_Stored data_.
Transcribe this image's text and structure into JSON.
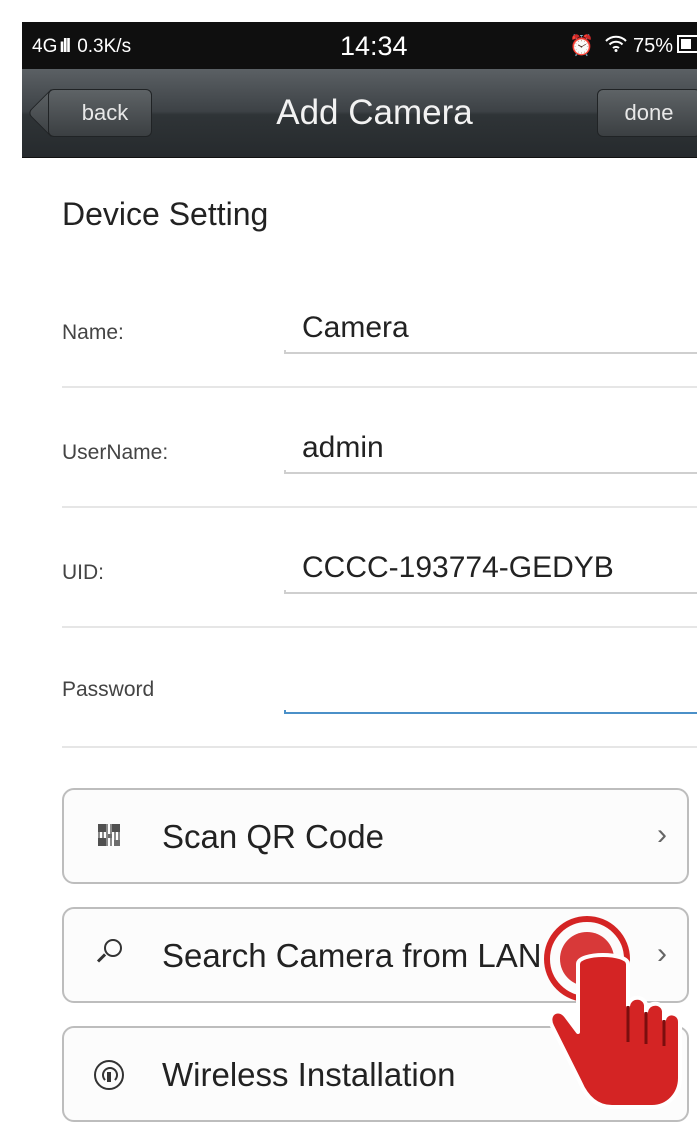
{
  "status_bar": {
    "network": "4G",
    "speed": "0.3K/s",
    "time": "14:34",
    "alarm_icon": "alarm-clock-icon",
    "wifi_icon": "wifi-icon",
    "battery": "75%"
  },
  "nav": {
    "back_label": "back",
    "title": "Add Camera",
    "done_label": "done"
  },
  "section_title": "Device Setting",
  "form": {
    "name": {
      "label": "Name:",
      "value": "Camera"
    },
    "username": {
      "label": "UserName:",
      "value": "admin"
    },
    "uid": {
      "label": "UID:",
      "value": "CCCC-193774-GEDYB"
    },
    "password": {
      "label": "Password",
      "value": ""
    }
  },
  "actions": [
    {
      "label": "Scan QR Code",
      "icon": "qr-code-icon"
    },
    {
      "label": "Search Camera from LAN",
      "icon": "search-icon"
    },
    {
      "label": "Wireless Installation",
      "icon": "wireless-install-icon"
    }
  ],
  "colors": {
    "nav_bg": "#3d4246",
    "active_underline": "#4b90c8",
    "tap_hint_red": "#d42424"
  }
}
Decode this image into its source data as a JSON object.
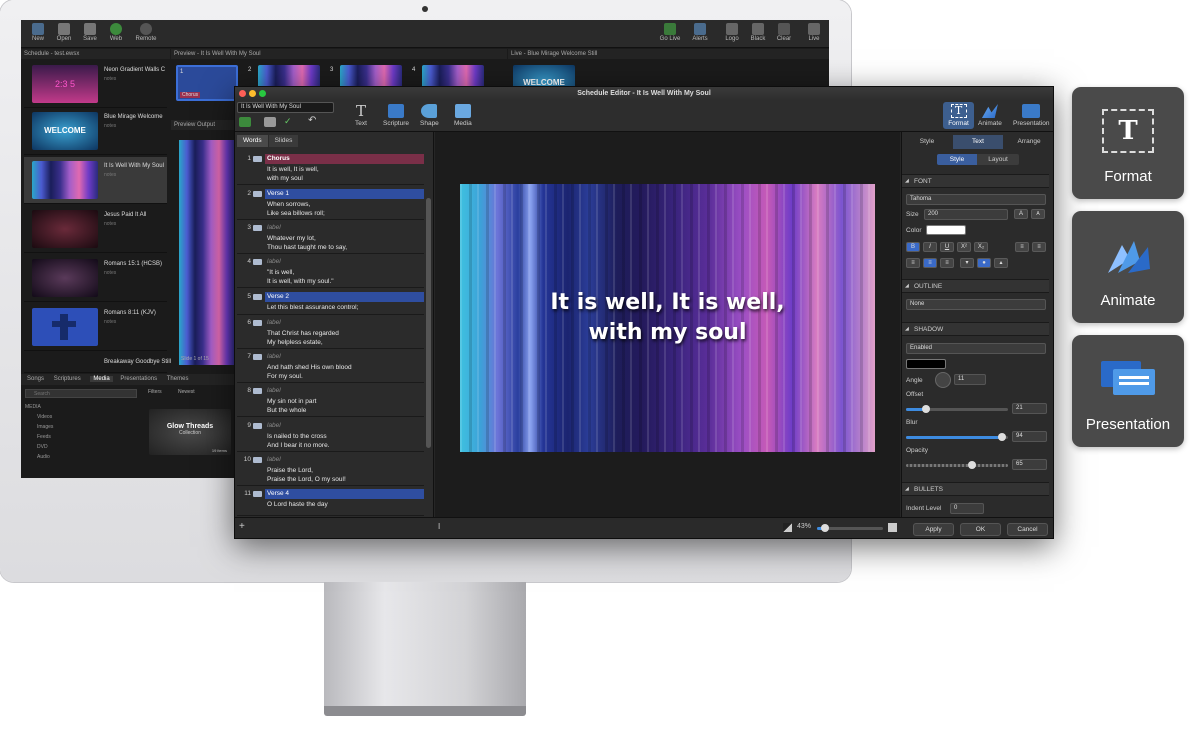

_Exercise instructions_.
Except for the pictures, copy the material above exactly.

_Result of the task_.
Transcribe this image's text and structure into JSON.
{
  "status_bar": {
    "network": "4G",
    "speed": "0.3K/s",
    "time": "14:34",
    "alarm_icon": "alarm-clock-icon",
    "wifi_icon": "wifi-icon",
    "battery": "75%"
  },
  "nav": {
    "back_label": "back",
    "title": "Add Camera",
    "done_label": "done"
  },
  "section_title": "Device Setting",
  "form": {
    "name": {
      "label": "Name:",
      "value": "Camera"
    },
    "username": {
      "label": "UserName:",
      "value": "admin"
    },
    "uid": {
      "label": "UID:",
      "value": "CCCC-193774-GEDYB"
    },
    "password": {
      "label": "Password",
      "value": ""
    }
  },
  "actions": [
    {
      "label": "Scan QR Code",
      "icon": "qr-code-icon"
    },
    {
      "label": "Search Camera from LAN",
      "icon": "search-icon"
    },
    {
      "label": "Wireless Installation",
      "icon": "wireless-install-icon"
    }
  ],
  "colors": {
    "nav_bg": "#3d4246",
    "active_underline": "#4b90c8",
    "tap_hint_red": "#d42424"
  }
}
Decode this image into its source data as a JSON object.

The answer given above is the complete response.